[START Material for this task]
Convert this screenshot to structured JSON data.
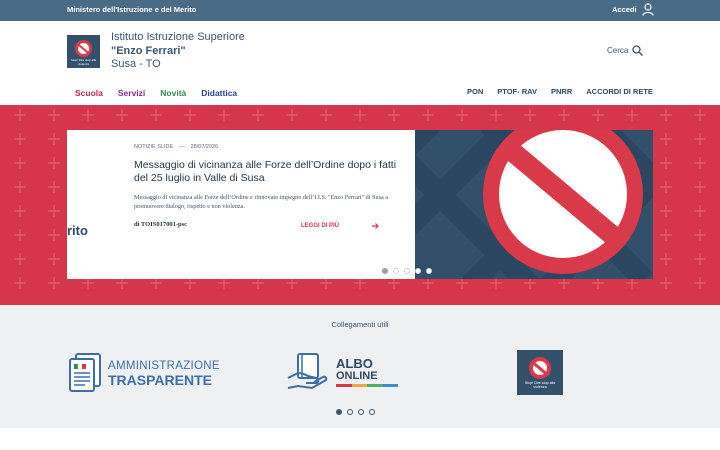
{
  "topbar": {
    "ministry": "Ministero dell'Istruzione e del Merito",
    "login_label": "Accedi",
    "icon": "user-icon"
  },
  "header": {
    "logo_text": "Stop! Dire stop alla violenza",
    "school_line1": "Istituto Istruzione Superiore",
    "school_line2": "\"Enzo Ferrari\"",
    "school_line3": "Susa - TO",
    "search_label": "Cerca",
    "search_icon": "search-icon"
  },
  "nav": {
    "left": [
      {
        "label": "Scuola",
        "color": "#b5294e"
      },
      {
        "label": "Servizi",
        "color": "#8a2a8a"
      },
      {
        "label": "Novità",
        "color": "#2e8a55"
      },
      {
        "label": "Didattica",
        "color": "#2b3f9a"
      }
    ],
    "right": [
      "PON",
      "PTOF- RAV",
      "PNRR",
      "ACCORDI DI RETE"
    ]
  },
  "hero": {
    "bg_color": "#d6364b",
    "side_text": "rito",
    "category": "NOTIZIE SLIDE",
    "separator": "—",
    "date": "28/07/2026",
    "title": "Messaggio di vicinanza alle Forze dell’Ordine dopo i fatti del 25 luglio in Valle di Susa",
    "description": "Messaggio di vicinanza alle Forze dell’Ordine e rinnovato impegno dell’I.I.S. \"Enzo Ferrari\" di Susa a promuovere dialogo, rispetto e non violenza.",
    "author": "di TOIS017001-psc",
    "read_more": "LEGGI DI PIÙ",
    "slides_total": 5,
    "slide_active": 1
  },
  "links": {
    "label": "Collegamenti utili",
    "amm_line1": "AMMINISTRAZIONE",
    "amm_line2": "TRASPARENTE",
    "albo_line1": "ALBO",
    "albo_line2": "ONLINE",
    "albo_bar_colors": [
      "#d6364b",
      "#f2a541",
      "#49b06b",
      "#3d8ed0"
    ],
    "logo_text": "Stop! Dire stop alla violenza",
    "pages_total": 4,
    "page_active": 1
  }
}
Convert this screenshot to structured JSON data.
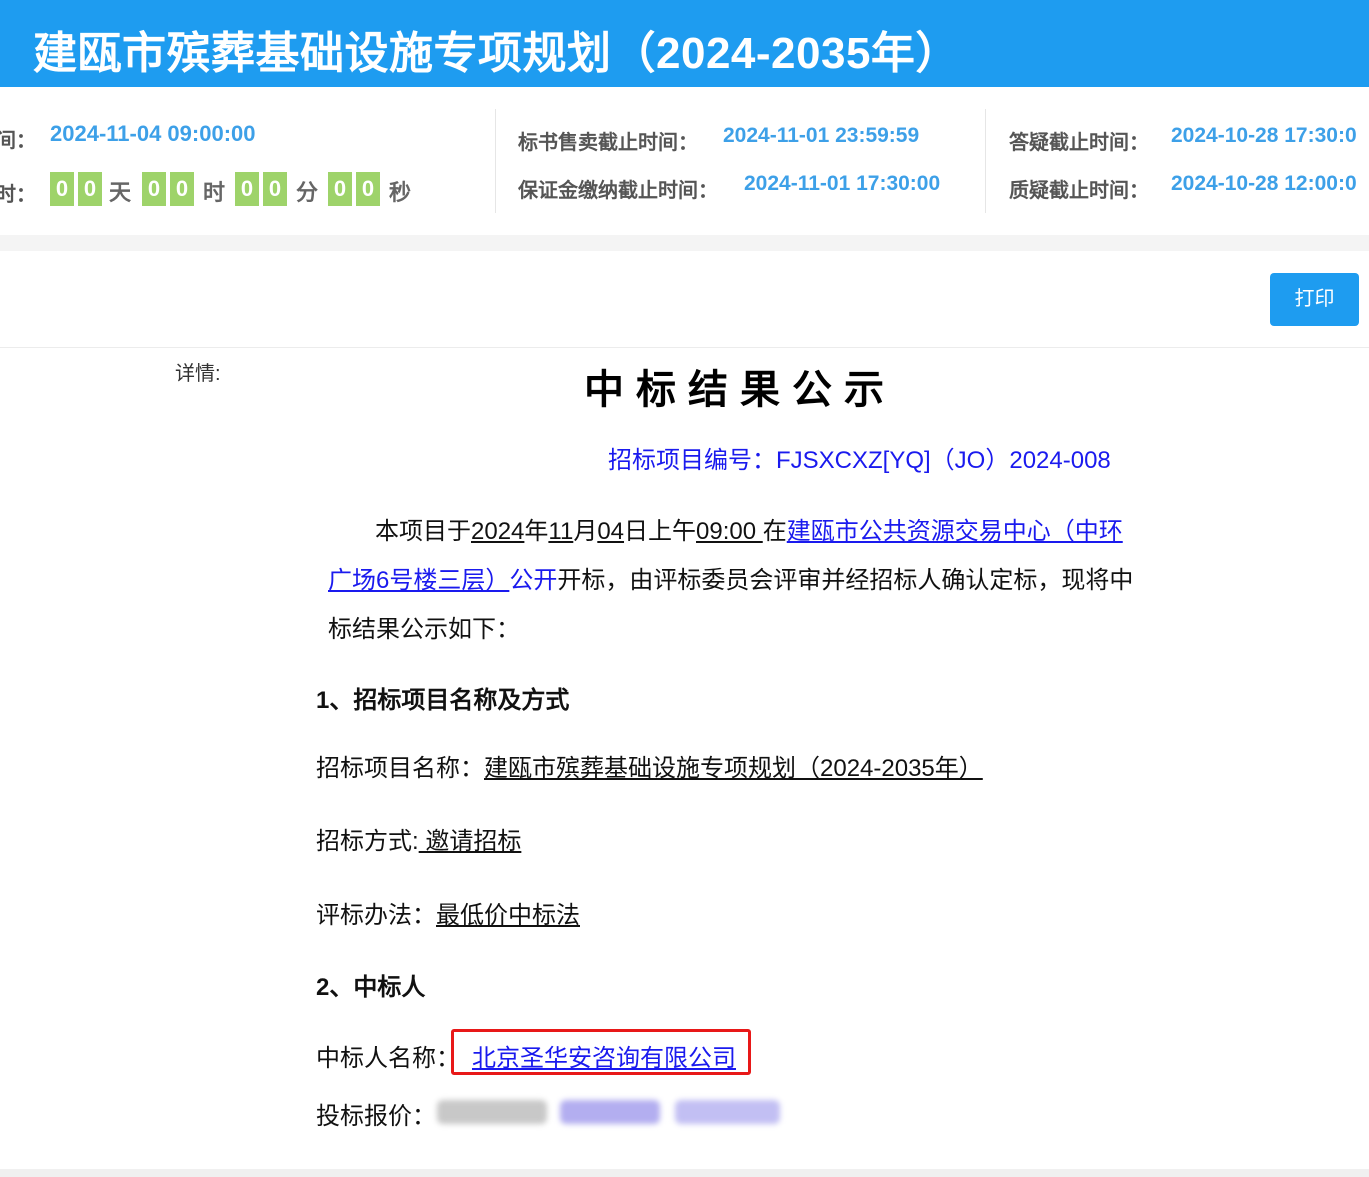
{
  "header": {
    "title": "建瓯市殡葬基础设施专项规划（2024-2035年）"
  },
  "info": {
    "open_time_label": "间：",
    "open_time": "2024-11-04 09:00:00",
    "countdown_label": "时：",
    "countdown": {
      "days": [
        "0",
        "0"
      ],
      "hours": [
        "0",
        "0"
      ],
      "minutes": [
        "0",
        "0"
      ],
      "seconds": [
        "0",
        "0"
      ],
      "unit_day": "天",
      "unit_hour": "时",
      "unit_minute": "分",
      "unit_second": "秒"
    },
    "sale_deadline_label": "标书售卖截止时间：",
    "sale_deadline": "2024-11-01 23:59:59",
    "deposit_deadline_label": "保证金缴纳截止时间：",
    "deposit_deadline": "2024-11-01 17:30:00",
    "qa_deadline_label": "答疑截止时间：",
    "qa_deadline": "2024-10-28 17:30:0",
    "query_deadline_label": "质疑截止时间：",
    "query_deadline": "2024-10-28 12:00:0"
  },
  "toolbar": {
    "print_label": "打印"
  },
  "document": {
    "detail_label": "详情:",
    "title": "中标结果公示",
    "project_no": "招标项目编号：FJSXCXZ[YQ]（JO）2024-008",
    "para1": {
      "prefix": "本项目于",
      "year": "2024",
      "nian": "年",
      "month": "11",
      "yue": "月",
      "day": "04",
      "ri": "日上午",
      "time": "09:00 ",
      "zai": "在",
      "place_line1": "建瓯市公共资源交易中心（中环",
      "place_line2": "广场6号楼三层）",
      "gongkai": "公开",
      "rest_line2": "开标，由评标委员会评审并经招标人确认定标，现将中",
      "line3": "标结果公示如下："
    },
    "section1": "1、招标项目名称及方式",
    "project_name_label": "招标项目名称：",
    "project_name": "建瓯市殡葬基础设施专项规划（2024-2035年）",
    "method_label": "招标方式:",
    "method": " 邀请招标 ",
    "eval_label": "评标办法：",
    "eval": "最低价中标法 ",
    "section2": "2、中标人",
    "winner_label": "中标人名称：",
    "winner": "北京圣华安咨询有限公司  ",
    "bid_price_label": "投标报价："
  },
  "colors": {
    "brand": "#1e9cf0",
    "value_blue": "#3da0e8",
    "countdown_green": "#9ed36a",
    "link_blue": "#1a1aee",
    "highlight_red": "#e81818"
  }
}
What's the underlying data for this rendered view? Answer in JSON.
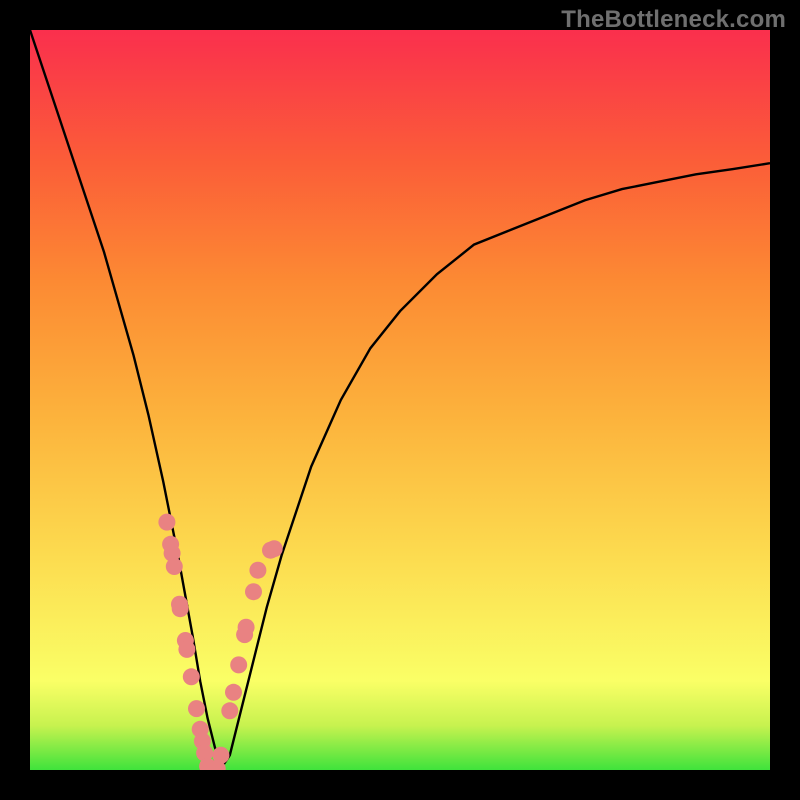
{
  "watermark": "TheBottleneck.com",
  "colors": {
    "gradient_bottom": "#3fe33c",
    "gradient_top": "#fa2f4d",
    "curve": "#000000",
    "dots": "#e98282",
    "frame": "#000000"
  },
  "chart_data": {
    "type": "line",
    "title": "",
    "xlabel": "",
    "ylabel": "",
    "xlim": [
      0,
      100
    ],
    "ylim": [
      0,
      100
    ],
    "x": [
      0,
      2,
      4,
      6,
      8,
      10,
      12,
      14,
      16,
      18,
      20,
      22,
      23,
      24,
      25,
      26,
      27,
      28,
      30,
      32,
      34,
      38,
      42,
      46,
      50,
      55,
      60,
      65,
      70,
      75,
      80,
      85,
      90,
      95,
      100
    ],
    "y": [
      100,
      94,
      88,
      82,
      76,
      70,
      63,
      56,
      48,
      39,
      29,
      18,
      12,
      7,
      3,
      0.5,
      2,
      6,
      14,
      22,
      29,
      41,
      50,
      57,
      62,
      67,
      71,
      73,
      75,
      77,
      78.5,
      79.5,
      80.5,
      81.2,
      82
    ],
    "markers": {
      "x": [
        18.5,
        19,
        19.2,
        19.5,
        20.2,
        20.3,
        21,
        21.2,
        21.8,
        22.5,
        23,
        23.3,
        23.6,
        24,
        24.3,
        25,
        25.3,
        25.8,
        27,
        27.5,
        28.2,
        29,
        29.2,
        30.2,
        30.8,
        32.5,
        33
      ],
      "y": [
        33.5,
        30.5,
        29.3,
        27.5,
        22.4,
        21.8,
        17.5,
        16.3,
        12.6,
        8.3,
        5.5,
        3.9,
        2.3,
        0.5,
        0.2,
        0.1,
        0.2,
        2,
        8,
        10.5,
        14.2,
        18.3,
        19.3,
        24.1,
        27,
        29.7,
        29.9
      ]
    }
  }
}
[END Material for this task]
> _Job_: Copy out each line of the records that holds the string "Ordine".

> _Expected output_:
    "title": "Messaggio di vicinanza alle Forze dell’Ordine dopo i fatti del 25 luglio in Valle di Susa",
    "description": "Messaggio di vicinanza alle Forze dell’Ordine e rinnovato impegno dell’I.I.S. \"Enzo Ferrari\" di Susa a promuovere dialogo, rispetto e non violenza.",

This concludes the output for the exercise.